--- start MATERIAL FOR THIS TASK ---
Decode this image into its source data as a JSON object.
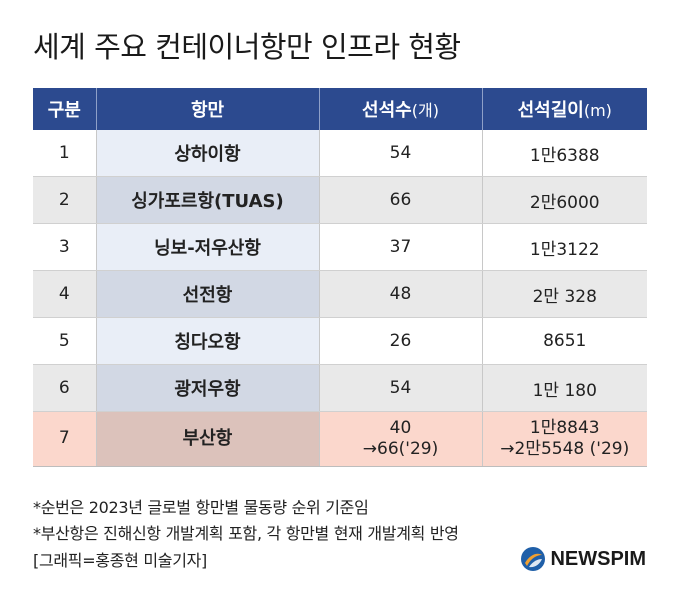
{
  "title": "세계 주요 컨테이너항만 인프라 현황",
  "table": {
    "headers": {
      "rank": "구분",
      "port": "항만",
      "berths": "선석수",
      "berths_unit": "(개)",
      "length": "선석길이",
      "length_unit": "(m)"
    },
    "rows": [
      {
        "rank": "1",
        "port": "상하이항",
        "berths": "54",
        "length": "1만6388"
      },
      {
        "rank": "2",
        "port": "싱가포르항(TUAS)",
        "berths": "66",
        "length": "2만6000"
      },
      {
        "rank": "3",
        "port": "닝보-저우산항",
        "berths": "37",
        "length": "1만3122"
      },
      {
        "rank": "4",
        "port": "선전항",
        "berths": "48",
        "length": "2만 328"
      },
      {
        "rank": "5",
        "port": "칭다오항",
        "berths": "26",
        "length": "8651"
      },
      {
        "rank": "6",
        "port": "광저우항",
        "berths": "54",
        "length": "1만 180"
      }
    ],
    "busan": {
      "rank": "7",
      "port": "부산항",
      "berths": "40",
      "berths_future": "→66('29)",
      "length": "1만8843",
      "length_future": "→2만5548 ('29)"
    }
  },
  "notes": [
    "*순번은 2023년 글로벌 항만별 물동량 순위 기준임",
    "*부산항은 진해신항 개발계획 포함, 각 항만별 현재 개발계획 반영",
    "[그래픽=홍종현 미술기자]"
  ],
  "logo": {
    "text": "NEWSPIM",
    "icon": "newspim-logo-icon",
    "colors": {
      "blue": "#1f5fa8",
      "orange": "#f0a030"
    }
  },
  "colors": {
    "header": "#2c4a8f",
    "highlight": "#fbd7cc"
  }
}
--- end MATERIAL FOR THIS TASK ---
## WRITTEN INSTRUCTION
Copy all lines from the entries that contain the word "rank".

## EXERCISE ANSWER
      "rank": "구분",
        "rank": "1",
        "rank": "2",
        "rank": "3",
        "rank": "4",
        "rank": "5",
        "rank": "6",
      "rank": "7",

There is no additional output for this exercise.